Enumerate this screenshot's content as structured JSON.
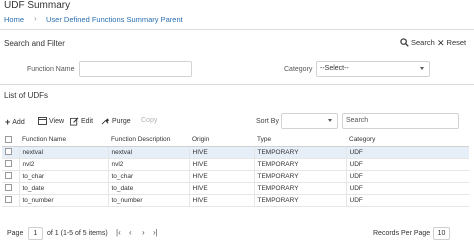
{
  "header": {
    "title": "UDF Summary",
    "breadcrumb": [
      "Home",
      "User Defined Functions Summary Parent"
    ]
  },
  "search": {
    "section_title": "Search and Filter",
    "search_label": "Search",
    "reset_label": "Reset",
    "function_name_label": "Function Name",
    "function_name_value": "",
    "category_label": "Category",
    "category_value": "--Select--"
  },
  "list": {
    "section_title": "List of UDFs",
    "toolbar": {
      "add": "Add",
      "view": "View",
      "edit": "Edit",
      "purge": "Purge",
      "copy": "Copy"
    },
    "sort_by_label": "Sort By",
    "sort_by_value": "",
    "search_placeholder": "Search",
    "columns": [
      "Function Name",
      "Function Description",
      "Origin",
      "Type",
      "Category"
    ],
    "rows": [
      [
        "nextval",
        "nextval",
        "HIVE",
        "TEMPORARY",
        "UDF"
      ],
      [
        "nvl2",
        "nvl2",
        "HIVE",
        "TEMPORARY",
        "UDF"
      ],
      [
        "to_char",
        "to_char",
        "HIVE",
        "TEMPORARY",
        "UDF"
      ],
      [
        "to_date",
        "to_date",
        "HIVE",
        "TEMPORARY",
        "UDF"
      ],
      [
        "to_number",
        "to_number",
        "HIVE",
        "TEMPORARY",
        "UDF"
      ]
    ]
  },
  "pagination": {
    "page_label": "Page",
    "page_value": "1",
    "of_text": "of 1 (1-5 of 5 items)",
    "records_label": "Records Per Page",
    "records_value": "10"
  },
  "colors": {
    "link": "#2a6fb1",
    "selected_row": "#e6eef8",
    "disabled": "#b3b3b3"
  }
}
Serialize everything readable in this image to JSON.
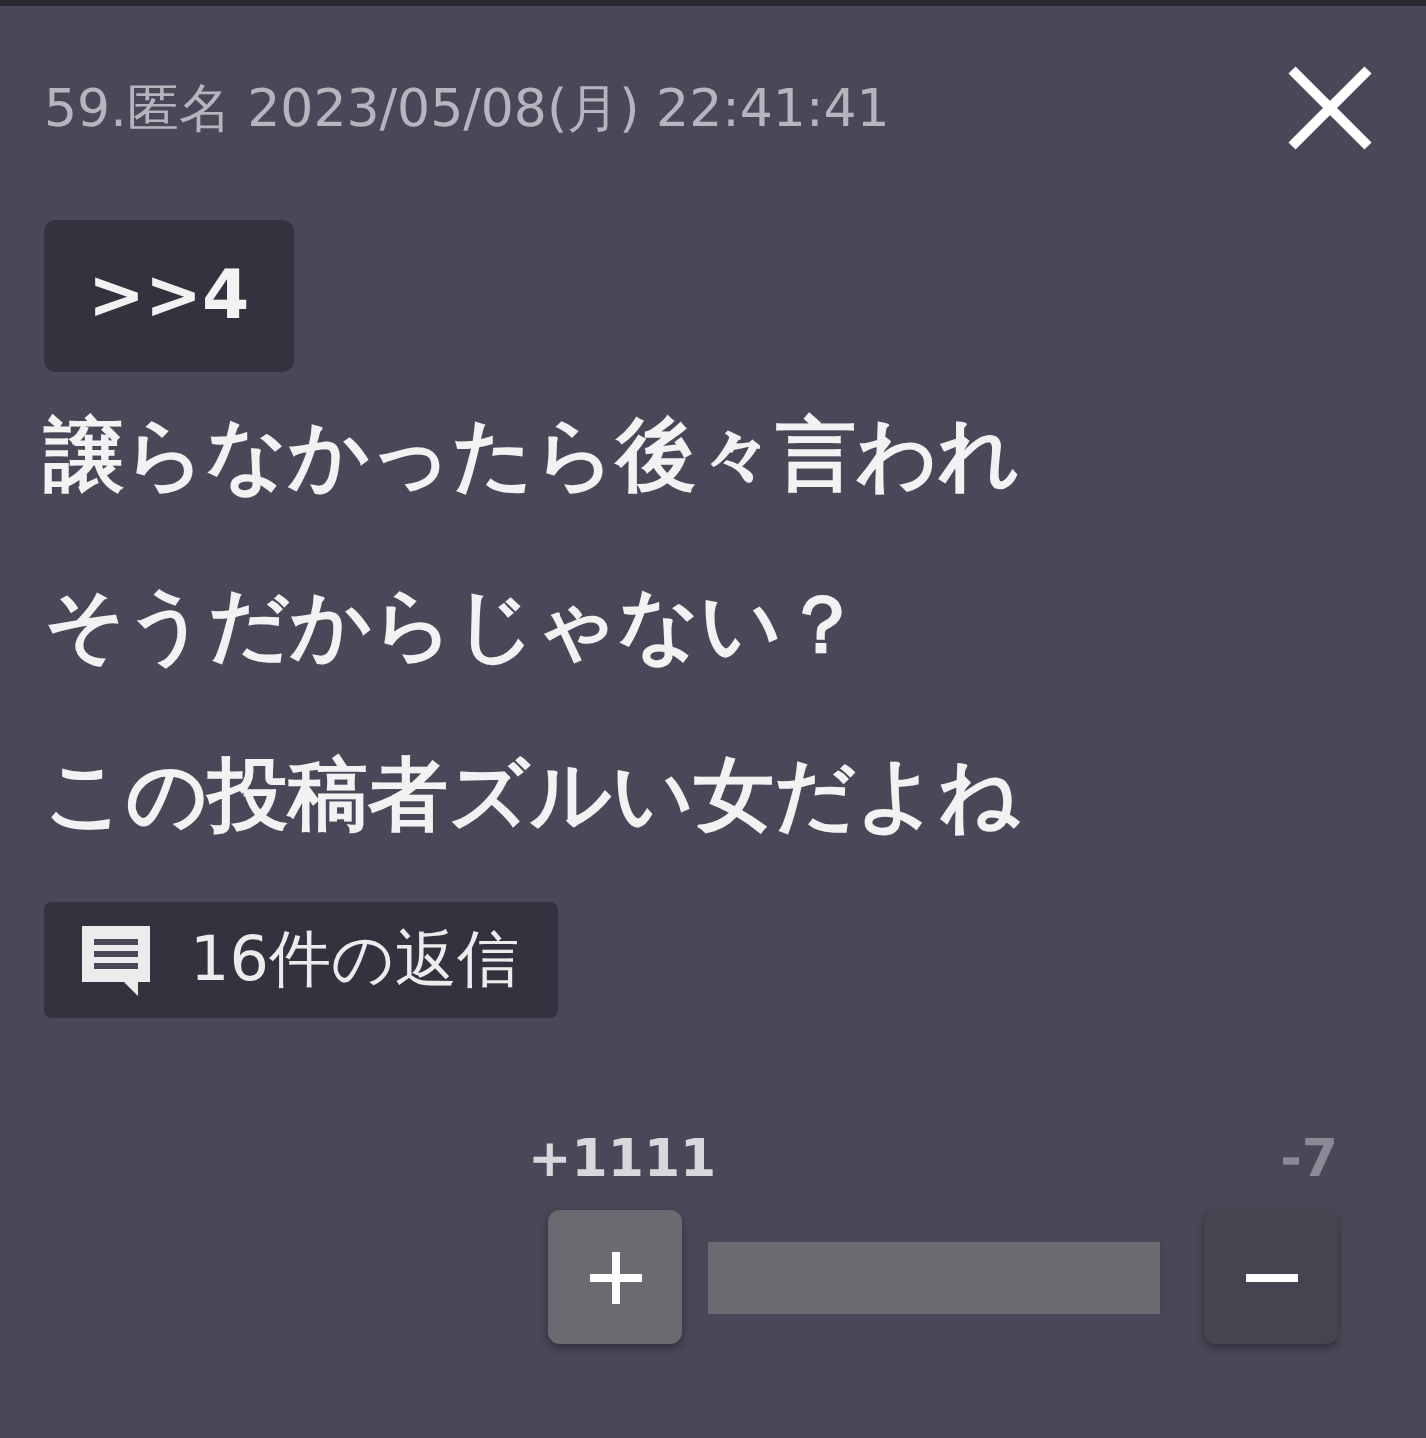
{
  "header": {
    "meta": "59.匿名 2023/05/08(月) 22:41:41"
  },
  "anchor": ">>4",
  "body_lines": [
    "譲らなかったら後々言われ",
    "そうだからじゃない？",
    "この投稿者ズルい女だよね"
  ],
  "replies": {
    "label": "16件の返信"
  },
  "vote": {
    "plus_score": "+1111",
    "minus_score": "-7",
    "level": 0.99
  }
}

§ §

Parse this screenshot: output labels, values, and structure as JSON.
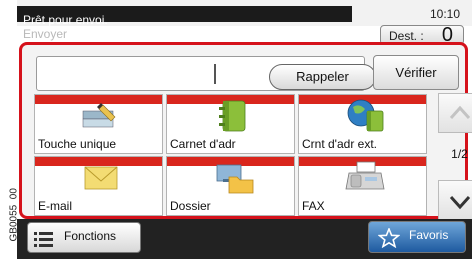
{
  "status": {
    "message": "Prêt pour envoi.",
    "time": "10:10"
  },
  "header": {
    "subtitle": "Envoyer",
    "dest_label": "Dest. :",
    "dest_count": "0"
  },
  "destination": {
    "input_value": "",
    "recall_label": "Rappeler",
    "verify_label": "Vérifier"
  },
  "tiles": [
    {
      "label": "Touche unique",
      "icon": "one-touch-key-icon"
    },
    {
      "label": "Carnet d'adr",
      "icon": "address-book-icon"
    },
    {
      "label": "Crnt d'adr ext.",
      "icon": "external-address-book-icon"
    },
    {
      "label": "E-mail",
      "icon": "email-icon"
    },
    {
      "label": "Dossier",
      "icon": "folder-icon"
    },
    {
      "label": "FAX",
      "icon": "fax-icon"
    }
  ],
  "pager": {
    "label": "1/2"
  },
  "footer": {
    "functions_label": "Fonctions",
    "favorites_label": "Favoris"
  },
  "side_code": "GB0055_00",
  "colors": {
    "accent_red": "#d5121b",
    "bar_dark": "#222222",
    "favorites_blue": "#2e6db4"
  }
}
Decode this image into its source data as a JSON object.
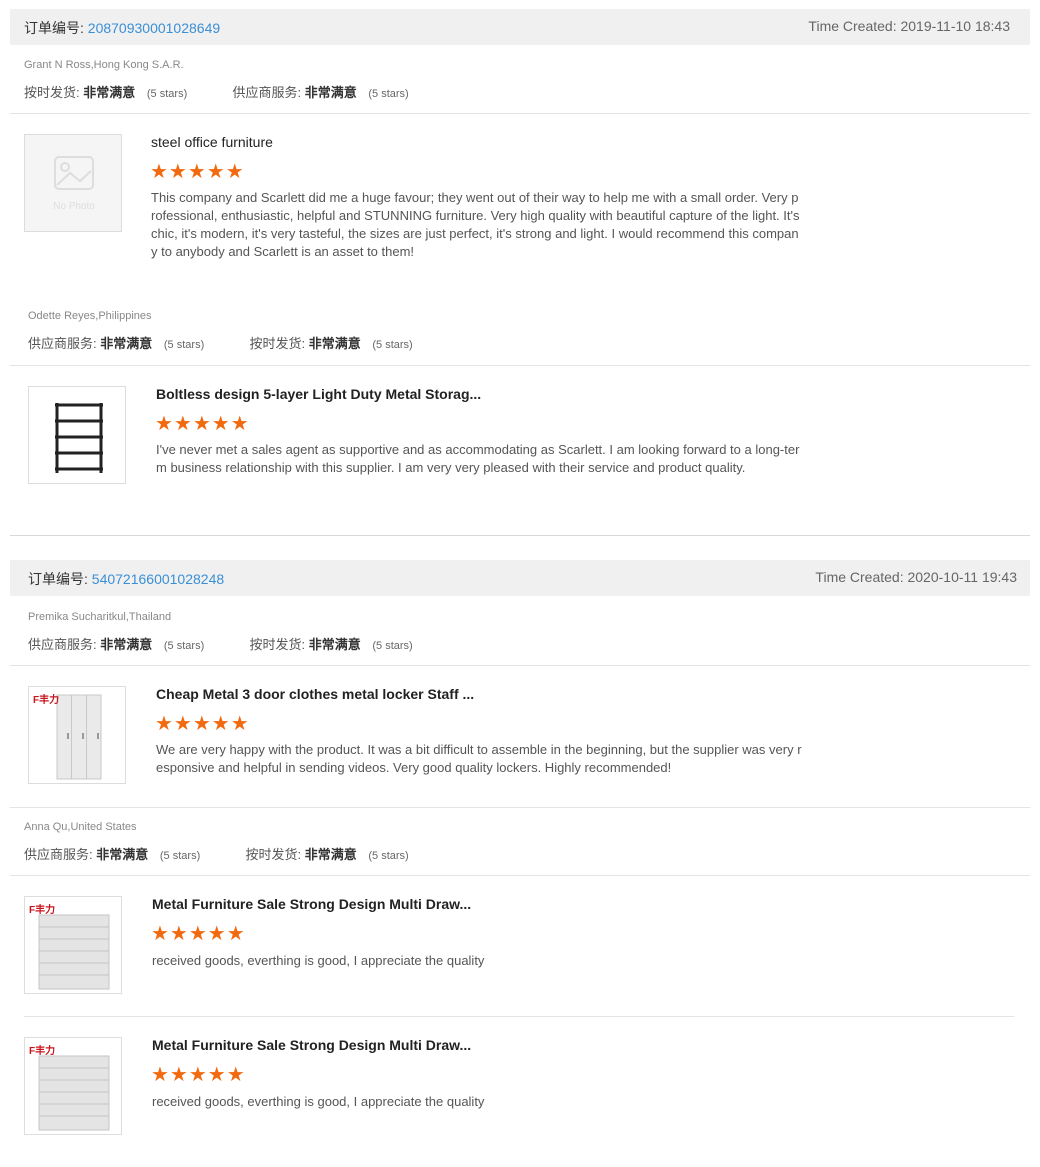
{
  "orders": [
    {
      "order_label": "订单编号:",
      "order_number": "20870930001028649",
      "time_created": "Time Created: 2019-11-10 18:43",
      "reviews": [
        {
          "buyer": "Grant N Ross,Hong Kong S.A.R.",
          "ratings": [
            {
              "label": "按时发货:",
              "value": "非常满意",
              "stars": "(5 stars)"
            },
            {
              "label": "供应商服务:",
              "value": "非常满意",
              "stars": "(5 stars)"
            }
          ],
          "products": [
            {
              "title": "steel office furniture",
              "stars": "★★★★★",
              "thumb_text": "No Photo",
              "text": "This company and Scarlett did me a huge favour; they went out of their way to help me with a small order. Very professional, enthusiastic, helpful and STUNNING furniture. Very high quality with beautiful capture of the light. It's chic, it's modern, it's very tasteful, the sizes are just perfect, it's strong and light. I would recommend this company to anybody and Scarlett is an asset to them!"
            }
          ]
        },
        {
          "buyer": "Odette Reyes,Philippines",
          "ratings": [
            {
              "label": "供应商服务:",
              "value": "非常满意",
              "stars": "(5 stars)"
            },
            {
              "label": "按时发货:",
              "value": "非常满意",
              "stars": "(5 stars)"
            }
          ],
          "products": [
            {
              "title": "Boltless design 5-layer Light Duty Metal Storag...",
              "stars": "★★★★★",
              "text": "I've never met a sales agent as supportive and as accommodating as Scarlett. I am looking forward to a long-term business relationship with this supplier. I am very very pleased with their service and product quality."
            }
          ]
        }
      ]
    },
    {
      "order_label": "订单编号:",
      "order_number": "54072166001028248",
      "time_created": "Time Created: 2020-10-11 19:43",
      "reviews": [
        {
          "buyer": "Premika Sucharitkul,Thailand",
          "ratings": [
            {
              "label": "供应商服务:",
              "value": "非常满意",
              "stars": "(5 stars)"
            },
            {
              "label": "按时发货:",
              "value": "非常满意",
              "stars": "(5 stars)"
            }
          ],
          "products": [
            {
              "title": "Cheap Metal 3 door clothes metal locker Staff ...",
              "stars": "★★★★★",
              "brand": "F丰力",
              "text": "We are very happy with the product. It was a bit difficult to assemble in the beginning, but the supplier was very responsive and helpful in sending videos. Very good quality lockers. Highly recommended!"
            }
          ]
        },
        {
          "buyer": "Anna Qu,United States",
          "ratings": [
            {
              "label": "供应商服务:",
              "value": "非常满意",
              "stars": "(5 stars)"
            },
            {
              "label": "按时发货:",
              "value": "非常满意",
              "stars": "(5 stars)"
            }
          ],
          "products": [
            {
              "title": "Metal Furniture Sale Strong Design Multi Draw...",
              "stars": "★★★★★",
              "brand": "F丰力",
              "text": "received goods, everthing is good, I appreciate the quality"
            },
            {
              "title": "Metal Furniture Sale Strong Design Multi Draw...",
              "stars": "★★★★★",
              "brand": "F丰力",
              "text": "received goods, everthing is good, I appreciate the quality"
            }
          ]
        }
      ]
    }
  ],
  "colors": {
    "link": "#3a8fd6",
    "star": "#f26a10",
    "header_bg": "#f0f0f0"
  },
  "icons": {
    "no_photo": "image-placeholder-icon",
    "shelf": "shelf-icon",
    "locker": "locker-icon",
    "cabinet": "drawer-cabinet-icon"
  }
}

§ §

* **Do this**
Report how many lines hold the string "Metal", giving the number and nothing else.

* **Exercise response**
4